Given request:
Show all lines from the listing below that contain "hast".

Excerpted records:
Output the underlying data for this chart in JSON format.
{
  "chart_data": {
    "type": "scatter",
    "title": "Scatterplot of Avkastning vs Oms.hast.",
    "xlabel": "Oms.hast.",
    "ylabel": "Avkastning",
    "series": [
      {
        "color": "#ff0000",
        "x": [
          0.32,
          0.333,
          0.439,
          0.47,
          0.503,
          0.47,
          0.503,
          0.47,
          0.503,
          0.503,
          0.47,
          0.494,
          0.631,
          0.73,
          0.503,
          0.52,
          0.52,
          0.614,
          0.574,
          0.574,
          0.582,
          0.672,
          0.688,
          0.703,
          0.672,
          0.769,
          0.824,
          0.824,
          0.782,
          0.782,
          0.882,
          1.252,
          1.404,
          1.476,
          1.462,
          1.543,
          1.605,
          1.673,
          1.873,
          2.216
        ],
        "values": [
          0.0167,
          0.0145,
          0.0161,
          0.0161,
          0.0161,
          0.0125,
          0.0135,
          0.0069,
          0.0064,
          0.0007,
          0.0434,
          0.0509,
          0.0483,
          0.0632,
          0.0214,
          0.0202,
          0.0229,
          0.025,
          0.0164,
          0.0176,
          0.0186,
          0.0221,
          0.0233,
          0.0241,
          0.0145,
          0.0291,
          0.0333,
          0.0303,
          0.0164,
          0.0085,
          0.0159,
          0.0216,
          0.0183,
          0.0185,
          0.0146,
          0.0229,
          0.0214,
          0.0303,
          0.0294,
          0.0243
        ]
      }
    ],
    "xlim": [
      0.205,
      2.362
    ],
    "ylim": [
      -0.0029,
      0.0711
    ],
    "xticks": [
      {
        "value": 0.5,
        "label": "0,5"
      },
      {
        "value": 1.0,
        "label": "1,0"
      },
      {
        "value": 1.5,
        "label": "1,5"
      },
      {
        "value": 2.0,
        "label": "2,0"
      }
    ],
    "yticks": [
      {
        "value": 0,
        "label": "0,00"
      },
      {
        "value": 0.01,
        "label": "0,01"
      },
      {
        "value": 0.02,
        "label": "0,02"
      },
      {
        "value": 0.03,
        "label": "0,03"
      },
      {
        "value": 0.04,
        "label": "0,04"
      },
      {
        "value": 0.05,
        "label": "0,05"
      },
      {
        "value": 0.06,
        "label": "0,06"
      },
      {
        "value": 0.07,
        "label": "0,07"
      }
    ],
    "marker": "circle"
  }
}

Correct response:
    "title": "Scatterplot of Avkastning vs Oms.hast.",
    "xlabel": "Oms.hast.",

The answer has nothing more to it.